**The task**
Will you write out the data exactly, excluding every picture?

Recorded data
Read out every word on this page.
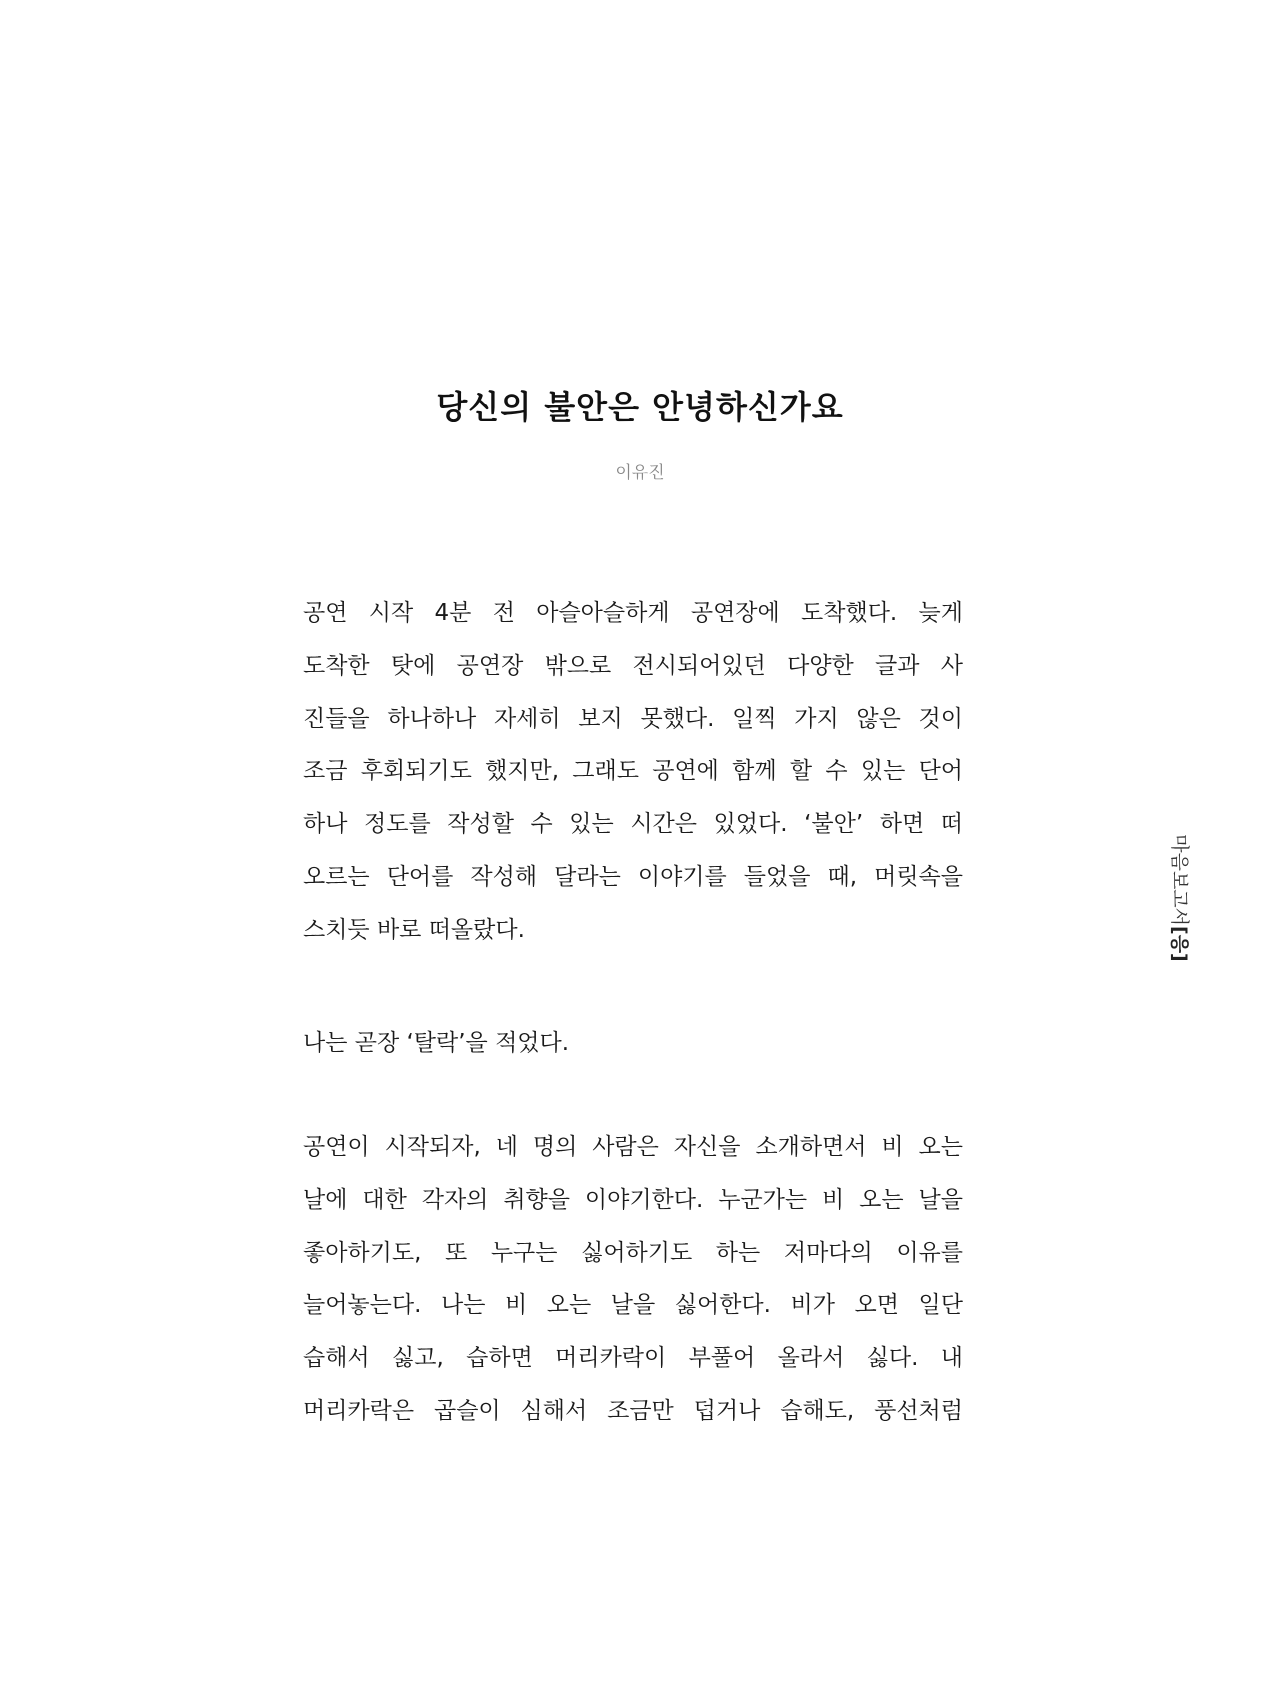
당신의 불안은 안녕하신가요
이유진
공연 시작 4분 전 아슬아슬하게 공연장에 도착했다. 늦게
도착한 탓에 공연장 밖으로 전시되어있던 다양한 글과 사
진들을 하나하나 자세히 보지 못했다. 일찍 가지 않은 것이
조금 후회되기도 했지만, 그래도 공연에 함께 할 수 있는 단어
하나 정도를 작성할 수 있는 시간은 있었다. ‘불안’ 하면 떠
오르는 단어를 작성해 달라는 이야기를 들었을 때, 머릿속을
스치듯 바로 떠올랐다.
나는 곧장 ‘탈락’을 적었다.
공연이 시작되자, 네 명의 사람은 자신을 소개하면서 비 오는
날에 대한 각자의 취향을 이야기한다. 누군가는 비 오는 날을
좋아하기도, 또 누구는 싫어하기도 하는 저마다의 이유를
늘어놓는다. 나는 비 오는 날을 싫어한다. 비가 오면 일단
습해서 싫고, 습하면 머리카락이 부풀어 올라서 싫다. 내
머리카락은 곱슬이 심해서 조금만 덥거나 습해도, 풍선처럼
마음보고서[응]
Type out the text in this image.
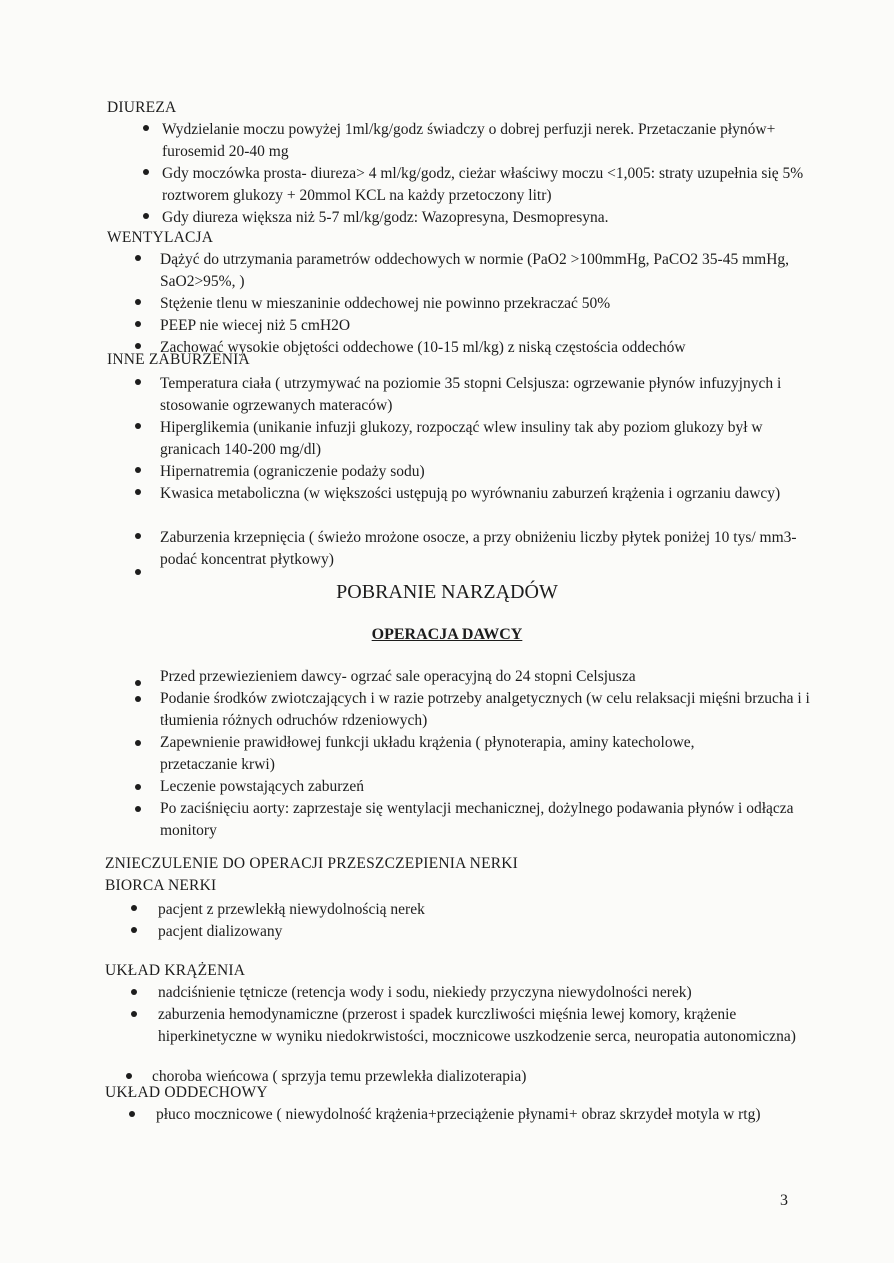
DIUREZA
Wydzielanie moczu powyżej 1ml/kg/godz świadczy o dobrej perfuzji nerek. Przetaczanie płynów+ furosemid 20-40 mg
Gdy moczówka prosta- diureza> 4 ml/kg/godz, cieżar właściwy moczu <1,005: straty uzupełnia się 5% roztworem glukozy + 20mmol KCL na każdy przetoczony litr)
Gdy diureza większa niż 5-7 ml/kg/godz: Wazopresyna, Desmopresyna.
WENTYLACJA
Dążyć do utrzymania parametrów oddechowych w normie (PaO2 >100mmHg, PaCO2 35-45 mmHg, SaO2>95%, )
Stężenie tlenu w mieszaninie oddechowej nie powinno przekraczać 50%
PEEP nie wiecej niż 5 cmH2O
Zachować wysokie objętości oddechowe (10-15 ml/kg) z niską częstościa oddechów
INNE ZABURZENIA
Temperatura ciała ( utrzymywać na poziomie 35 stopni Celsjusza: ogrzewanie płynów infuzyjnych i stosowanie ogrzewanych materaców)
Hiperglikemia (unikanie infuzji glukozy, rozpocząć wlew insuliny tak aby poziom glukozy był w granicach 140-200 mg/dl)
Hipernatremia (ograniczenie podaży sodu)
Kwasica metaboliczna (w większości ustępują po wyrównaniu zaburzeń krążenia i ogrzaniu dawcy)
Zaburzenia krzepnięcia ( świeżo mrożone osocze, a przy obniżeniu liczby płytek poniżej 10 tys/ mm3- podać koncentrat płytkowy)
POBRANIE NARZĄDÓW
OPERACJA DAWCY
Przed przewiezieniem dawcy- ogrzać sale operacyjną do 24 stopni Celsjusza
Podanie środków zwiotczających i w razie potrzeby analgetycznych (w celu relaksacji mięśni brzucha i i tłumienia różnych odruchów rdzeniowych)
Zapewnienie prawidłowej funkcji układu krążenia ( płynoterapia, aminy katecholowe, przetaczanie krwi)
Leczenie powstających zaburzeń
Po zaciśnięciu aorty: zaprzestaje się wentylacji mechanicznej, dożylnego podawania płynów i odłącza monitory
ZNIECZULENIE DO OPERACJI PRZESZCZEPIENIA NERKI
BIORCA NERKI
pacjent z przewlekłą niewydolnością nerek
pacjent dializowany
UKŁAD KRĄŻENIA
nadciśnienie tętnicze (retencja wody i sodu, niekiedy przyczyna niewydolności nerek)
zaburzenia hemodynamiczne (przerost i spadek kurczliwości mięśnia lewej komory, krążenie hiperkinetyczne w wyniku niedokrwistości, mocznicowe uszkodzenie serca, neuropatia autonomiczna)
choroba wieńcowa ( sprzyja temu przewlekła dializoterapia)
UKŁAD ODDECHOWY
płuco mocznicowe ( niewydolność krążenia+przeciążenie płynami+ obraz skrzydeł motyla w rtg)
3
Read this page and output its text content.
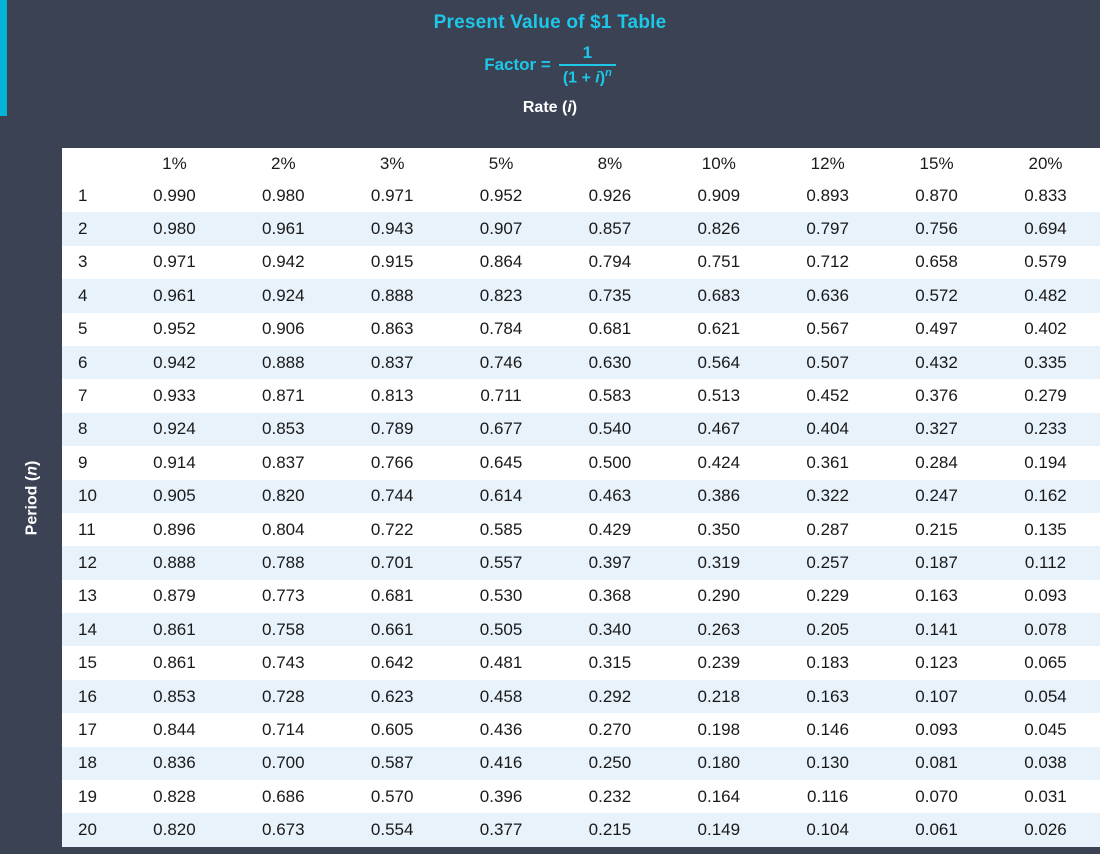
Present Value of $1 Table
Factor = $\frac{1}{(1 + i)^n}$
Rate (i)
Period (n)
	1%	2%	3%	5%	8%	10%	12%	15%	20%
1	0.990	0.980	0.971	0.952	0.926	0.909	0.893	0.870	0.833
2	0.980	0.961	0.943	0.907	0.857	0.826	0.797	0.756	0.694
3	0.971	0.942	0.915	0.864	0.794	0.751	0.712	0.658	0.579
4	0.961	0.924	0.888	0.823	0.735	0.683	0.636	0.572	0.482
5	0.952	0.906	0.863	0.784	0.681	0.621	0.567	0.497	0.402
6	0.942	0.888	0.837	0.746	0.630	0.564	0.507	0.432	0.335
7	0.933	0.871	0.813	0.711	0.583	0.513	0.452	0.376	0.279
8	0.924	0.853	0.789	0.677	0.540	0.467	0.404	0.327	0.233
9	0.914	0.837	0.766	0.645	0.500	0.424	0.361	0.284	0.194
10	0.905	0.820	0.744	0.614	0.463	0.386	0.322	0.247	0.162
11	0.896	0.804	0.722	0.585	0.429	0.350	0.287	0.215	0.135
12	0.888	0.788	0.701	0.557	0.397	0.319	0.257	0.187	0.112
13	0.879	0.773	0.681	0.530	0.368	0.290	0.229	0.163	0.093
14	0.861	0.758	0.661	0.505	0.340	0.263	0.205	0.141	0.078
15	0.861	0.743	0.642	0.481	0.315	0.239	0.183	0.123	0.065
16	0.853	0.728	0.623	0.458	0.292	0.218	0.163	0.107	0.054
17	0.844	0.714	0.605	0.436	0.270	0.198	0.146	0.093	0.045
18	0.836	0.700	0.587	0.416	0.250	0.180	0.130	0.081	0.038
19	0.828	0.686	0.570	0.396	0.232	0.164	0.116	0.070	0.031
20	0.820	0.673	0.554	0.377	0.215	0.149	0.104	0.061	0.026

**Finished exercise**
Read out every word on this page.
당신의 불안은 안녕하신가요
이유진
공연 시작 4분 전 아슬아슬하게 공연장에 도착했다. 늦게
도착한 탓에 공연장 밖으로 전시되어있던 다양한 글과 사
진들을 하나하나 자세히 보지 못했다. 일찍 가지 않은 것이
조금 후회되기도 했지만, 그래도 공연에 함께 할 수 있는 단어
하나 정도를 작성할 수 있는 시간은 있었다. ‘불안’ 하면 떠
오르는 단어를 작성해 달라는 이야기를 들었을 때, 머릿속을
스치듯 바로 떠올랐다.
나는 곧장 ‘탈락’을 적었다.
공연이 시작되자, 네 명의 사람은 자신을 소개하면서 비 오는
날에 대한 각자의 취향을 이야기한다. 누군가는 비 오는 날을
좋아하기도, 또 누구는 싫어하기도 하는 저마다의 이유를
늘어놓는다. 나는 비 오는 날을 싫어한다. 비가 오면 일단
습해서 싫고, 습하면 머리카락이 부풀어 올라서 싫다. 내
머리카락은 곱슬이 심해서 조금만 덥거나 습해도, 풍선처럼
마음보고서[응]
Type out the text in this image.
DIUREZA
Wydzielanie moczu powyżej 1ml/kg/godz świadczy o dobrej perfuzji nerek. Przetaczanie płynów+ furosemid 20-40 mg
Gdy moczówka prosta- diureza> 4 ml/kg/godz, cieżar właściwy moczu <1,005: straty uzupełnia się 5% roztworem glukozy + 20mmol KCL na każdy przetoczony litr)
Gdy diureza większa niż 5-7 ml/kg/godz: Wazopresyna, Desmopresyna.
WENTYLACJA
Dążyć do utrzymania parametrów oddechowych w normie (PaO2 >100mmHg, PaCO2 35-45 mmHg, SaO2>95%, )
Stężenie tlenu w mieszaninie oddechowej nie powinno przekraczać 50%
PEEP nie wiecej niż 5 cmH2O
Zachować wysokie objętości oddechowe (10-15 ml/kg) z niską częstościa oddechów
INNE ZABURZENIA
Temperatura ciała ( utrzymywać na poziomie 35 stopni Celsjusza: ogrzewanie płynów infuzyjnych i stosowanie ogrzewanych materaców)
Hiperglikemia (unikanie infuzji glukozy, rozpocząć wlew insuliny tak aby poziom glukozy był w granicach 140-200 mg/dl)
Hipernatremia (ograniczenie podaży sodu)
Kwasica metaboliczna (w większości ustępują po wyrównaniu zaburzeń krążenia i ogrzaniu dawcy)
Zaburzenia krzepnięcia ( świeżo mrożone osocze, a przy obniżeniu liczby płytek poniżej 10 tys/ mm3- podać koncentrat płytkowy)
POBRANIE NARZĄDÓW
OPERACJA DAWCY
Przed przewiezieniem dawcy- ogrzać sale operacyjną do 24 stopni Celsjusza
Podanie środków zwiotczających i w razie potrzeby analgetycznych (w celu relaksacji mięśni brzucha i i tłumienia różnych odruchów rdzeniowych)
Zapewnienie prawidłowej funkcji układu krążenia ( płynoterapia, aminy katecholowe, przetaczanie krwi)
Leczenie powstających zaburzeń
Po zaciśnięciu aorty: zaprzestaje się wentylacji mechanicznej, dożylnego podawania płynów i odłącza monitory
ZNIECZULENIE DO OPERACJI PRZESZCZEPIENIA NERKI
BIORCA NERKI
pacjent z przewlekłą niewydolnością nerek
pacjent dializowany
UKŁAD KRĄŻENIA
nadciśnienie tętnicze (retencja wody i sodu, niekiedy przyczyna niewydolności nerek)
zaburzenia hemodynamiczne (przerost i spadek kurczliwości mięśnia lewej komory, krążenie hiperkinetyczne w wyniku niedokrwistości, mocznicowe uszkodzenie serca, neuropatia autonomiczna)
choroba wieńcowa ( sprzyja temu przewlekła dializoterapia)
UKŁAD ODDECHOWY
płuco mocznicowe ( niewydolność krążenia+przeciążenie płynami+ obraz skrzydeł motyla w rtg)
3
Read this page and output its text content.
Present Value of $1 Table
Factor = $\frac{1}{(1 + i)^n}$
Rate (i)
Period (n)
	1%	2%	3%	5%	8%	10%	12%	15%	20%
1	0.990	0.980	0.971	0.952	0.926	0.909	0.893	0.870	0.833
2	0.980	0.961	0.943	0.907	0.857	0.826	0.797	0.756	0.694
3	0.971	0.942	0.915	0.864	0.794	0.751	0.712	0.658	0.579
4	0.961	0.924	0.888	0.823	0.735	0.683	0.636	0.572	0.482
5	0.952	0.906	0.863	0.784	0.681	0.621	0.567	0.497	0.402
6	0.942	0.888	0.837	0.746	0.630	0.564	0.507	0.432	0.335
7	0.933	0.871	0.813	0.711	0.583	0.513	0.452	0.376	0.279
8	0.924	0.853	0.789	0.677	0.540	0.467	0.404	0.327	0.233
9	0.914	0.837	0.766	0.645	0.500	0.424	0.361	0.284	0.194
10	0.905	0.820	0.744	0.614	0.463	0.386	0.322	0.247	0.162
11	0.896	0.804	0.722	0.585	0.429	0.350	0.287	0.215	0.135
12	0.888	0.788	0.701	0.557	0.397	0.319	0.257	0.187	0.112
13	0.879	0.773	0.681	0.530	0.368	0.290	0.229	0.163	0.093
14	0.861	0.758	0.661	0.505	0.340	0.263	0.205	0.141	0.078
15	0.861	0.743	0.642	0.481	0.315	0.239	0.183	0.123	0.065
16	0.853	0.728	0.623	0.458	0.292	0.218	0.163	0.107	0.054
17	0.844	0.714	0.605	0.436	0.270	0.198	0.146	0.093	0.045
18	0.836	0.700	0.587	0.416	0.250	0.180	0.130	0.081	0.038
19	0.828	0.686	0.570	0.396	0.232	0.164	0.116	0.070	0.031
20	0.820	0.673	0.554	0.377	0.215	0.149	0.104	0.061	0.026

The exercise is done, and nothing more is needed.